• Provided material
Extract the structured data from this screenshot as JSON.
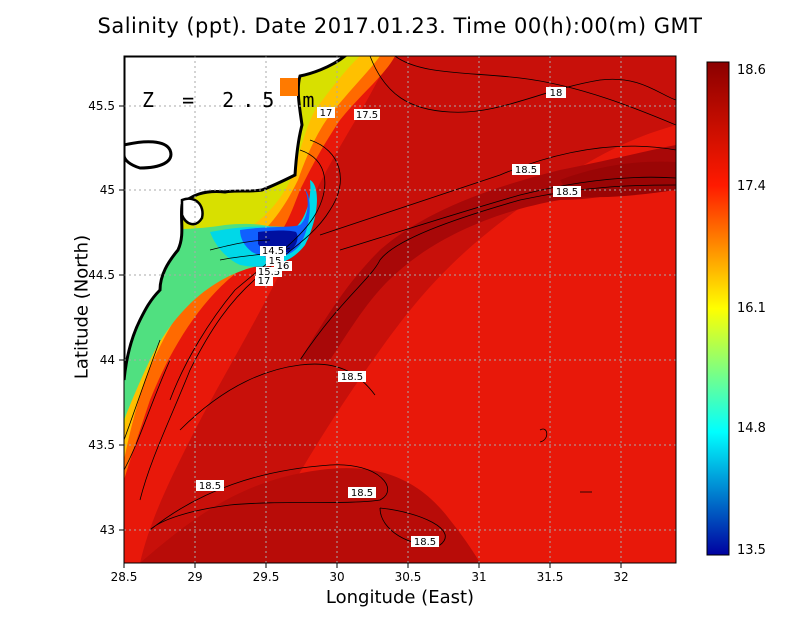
{
  "title": "Salinity (ppt). Date 2017.01.23. Time 00(h):00(m) GMT",
  "depth_label": "Z = 2.5 m",
  "xlabel": "Longitude (East)",
  "ylabel": "Latitude (North)",
  "x_ticks": [
    "28.5",
    "29",
    "29.5",
    "30",
    "30.5",
    "31",
    "31.5",
    "32"
  ],
  "y_ticks": [
    "43",
    "43.5",
    "44",
    "44.5",
    "45",
    "45.5"
  ],
  "colorbar": {
    "ticks": [
      "18.6",
      "17.4",
      "16.1",
      "14.8",
      "13.5"
    ],
    "colors": [
      "#8b0000",
      "#ff1a00",
      "#ffff00",
      "#00ffff",
      "#0000a0"
    ]
  },
  "contour_labels": [
    "18",
    "17.5",
    "17",
    "18.5",
    "18.5",
    "14.5",
    "15",
    "15.5",
    "16",
    "17",
    "18.5",
    "18.5",
    "18.5",
    "18.5"
  ],
  "chart_data": {
    "type": "heatmap",
    "title": "Salinity (ppt). Date 2017.01.23. Time 00(h):00(m) GMT",
    "xlabel": "Longitude (East)",
    "ylabel": "Latitude (North)",
    "xlim": [
      28.5,
      32.4
    ],
    "ylim": [
      42.8,
      45.8
    ],
    "value_range": [
      13.5,
      18.6
    ],
    "grid": true,
    "colorbar_placement": "right",
    "contour_labels": [
      {
        "text": "18",
        "lon": 31.55,
        "lat": 45.57
      },
      {
        "text": "17.5",
        "lon": 30.2,
        "lat": 45.44
      },
      {
        "text": "17",
        "lon": 29.92,
        "lat": 45.46
      },
      {
        "text": "18.5",
        "lon": 31.33,
        "lat": 45.12
      },
      {
        "text": "18.5",
        "lon": 31.6,
        "lat": 44.99
      },
      {
        "text": "14.5",
        "lon": 29.55,
        "lat": 44.64
      },
      {
        "text": "15",
        "lon": 29.55,
        "lat": 44.59
      },
      {
        "text": "15.5",
        "lon": 29.52,
        "lat": 44.53
      },
      {
        "text": "16",
        "lon": 29.55,
        "lat": 44.57
      },
      {
        "text": "17",
        "lon": 29.5,
        "lat": 44.48
      },
      {
        "text": "18.5",
        "lon": 30.1,
        "lat": 43.92
      },
      {
        "text": "18.5",
        "lon": 29.1,
        "lat": 43.25
      },
      {
        "text": "18.5",
        "lon": 30.17,
        "lat": 43.21
      },
      {
        "text": "18.5",
        "lon": 30.62,
        "lat": 42.94
      }
    ]
  }
}
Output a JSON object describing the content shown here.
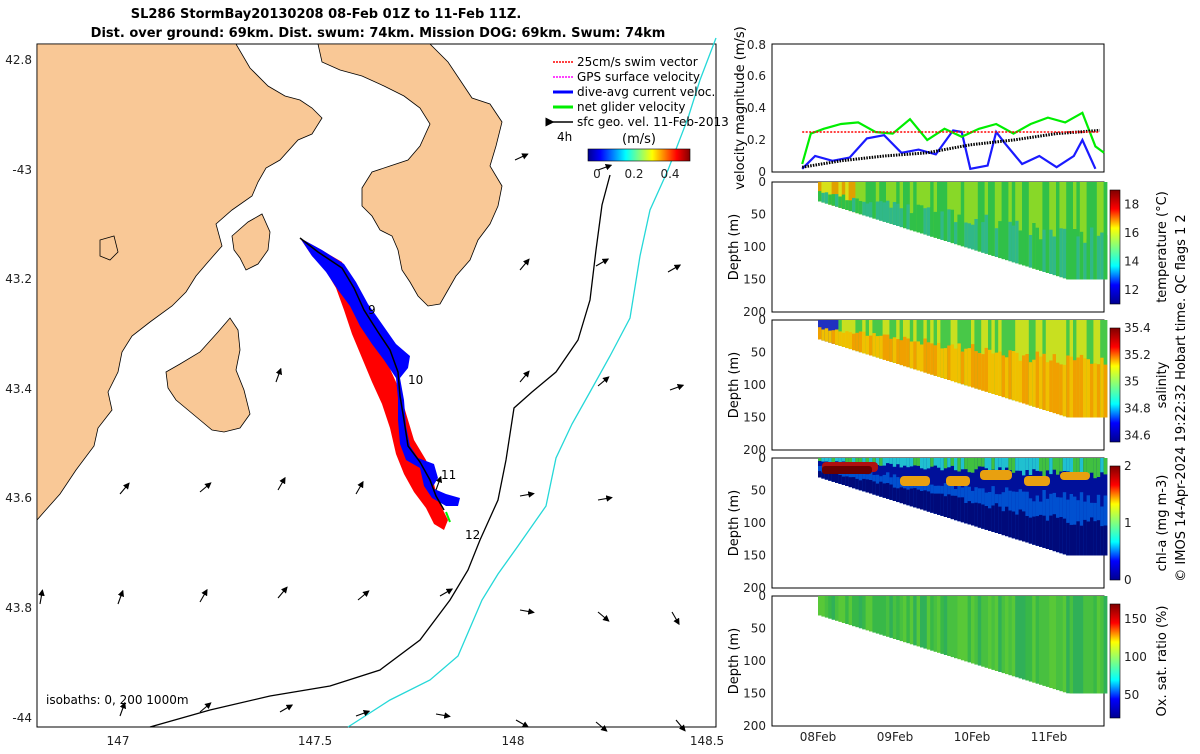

• Given request
Each entry gets copied exactly; the pictures stay out.

• Task result
Extract the structured data from this screenshot as JSON.
{
  "title": "Salinity (ppt). Date 2017.01.23. Time 00(h):00(m) GMT",
  "depth_label": "Z = 2.5 m",
  "xlabel": "Longitude (East)",
  "ylabel": "Latitude (North)",
  "x_ticks": [
    "28.5",
    "29",
    "29.5",
    "30",
    "30.5",
    "31",
    "31.5",
    "32"
  ],
  "y_ticks": [
    "43",
    "43.5",
    "44",
    "44.5",
    "45",
    "45.5"
  ],
  "colorbar": {
    "ticks": [
      "18.6",
      "17.4",
      "16.1",
      "14.8",
      "13.5"
    ],
    "colors": [
      "#8b0000",
      "#ff1a00",
      "#ffff00",
      "#00ffff",
      "#0000a0"
    ]
  },
  "contour_labels": [
    "18",
    "17.5",
    "17",
    "18.5",
    "18.5",
    "14.5",
    "15",
    "15.5",
    "16",
    "17",
    "18.5",
    "18.5",
    "18.5",
    "18.5"
  ],
  "chart_data": {
    "type": "heatmap",
    "title": "Salinity (ppt). Date 2017.01.23. Time 00(h):00(m) GMT",
    "xlabel": "Longitude (East)",
    "ylabel": "Latitude (North)",
    "xlim": [
      28.5,
      32.4
    ],
    "ylim": [
      42.8,
      45.8
    ],
    "value_range": [
      13.5,
      18.6
    ],
    "grid": true,
    "colorbar_placement": "right",
    "contour_labels": [
      {
        "text": "18",
        "lon": 31.55,
        "lat": 45.57
      },
      {
        "text": "17.5",
        "lon": 30.2,
        "lat": 45.44
      },
      {
        "text": "17",
        "lon": 29.92,
        "lat": 45.46
      },
      {
        "text": "18.5",
        "lon": 31.33,
        "lat": 45.12
      },
      {
        "text": "18.5",
        "lon": 31.6,
        "lat": 44.99
      },
      {
        "text": "14.5",
        "lon": 29.55,
        "lat": 44.64
      },
      {
        "text": "15",
        "lon": 29.55,
        "lat": 44.59
      },
      {
        "text": "15.5",
        "lon": 29.52,
        "lat": 44.53
      },
      {
        "text": "16",
        "lon": 29.55,
        "lat": 44.57
      },
      {
        "text": "17",
        "lon": 29.5,
        "lat": 44.48
      },
      {
        "text": "18.5",
        "lon": 30.1,
        "lat": 43.92
      },
      {
        "text": "18.5",
        "lon": 29.1,
        "lat": 43.25
      },
      {
        "text": "18.5",
        "lon": 30.17,
        "lat": 43.21
      },
      {
        "text": "18.5",
        "lon": 30.62,
        "lat": 42.94
      }
    ]
  }
}
Output a JSON object describing the content shown here.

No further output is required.